• [GIVEN ENTRIES]
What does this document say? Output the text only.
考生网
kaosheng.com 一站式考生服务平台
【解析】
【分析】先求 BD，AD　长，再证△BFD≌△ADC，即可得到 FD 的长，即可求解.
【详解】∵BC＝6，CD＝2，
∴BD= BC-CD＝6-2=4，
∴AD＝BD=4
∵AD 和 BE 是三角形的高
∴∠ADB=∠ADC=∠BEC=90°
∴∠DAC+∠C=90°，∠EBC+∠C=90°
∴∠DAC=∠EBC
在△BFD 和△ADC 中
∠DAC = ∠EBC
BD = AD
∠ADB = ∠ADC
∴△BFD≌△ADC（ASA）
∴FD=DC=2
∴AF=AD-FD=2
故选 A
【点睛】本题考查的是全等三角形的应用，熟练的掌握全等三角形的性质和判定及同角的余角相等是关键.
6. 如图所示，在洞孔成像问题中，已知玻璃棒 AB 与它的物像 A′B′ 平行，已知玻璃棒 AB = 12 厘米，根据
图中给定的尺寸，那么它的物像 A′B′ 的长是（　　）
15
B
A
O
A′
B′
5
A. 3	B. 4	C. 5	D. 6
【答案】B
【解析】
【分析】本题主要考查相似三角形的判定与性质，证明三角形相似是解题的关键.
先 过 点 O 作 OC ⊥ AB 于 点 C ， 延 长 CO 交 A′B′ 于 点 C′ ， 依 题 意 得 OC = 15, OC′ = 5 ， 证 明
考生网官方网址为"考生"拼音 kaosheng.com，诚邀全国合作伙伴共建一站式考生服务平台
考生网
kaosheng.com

• [SET PROBLEM] In the entries above, find every line with the word "kaosheng" and list it.

• [FULL ANSWER]
kaosheng.com 一站式考生服务平台
考生网官方网址为"考生"拼音 kaosheng.com，诚邀全国合作伙伴共建一站式考生服务平台
kaosheng.com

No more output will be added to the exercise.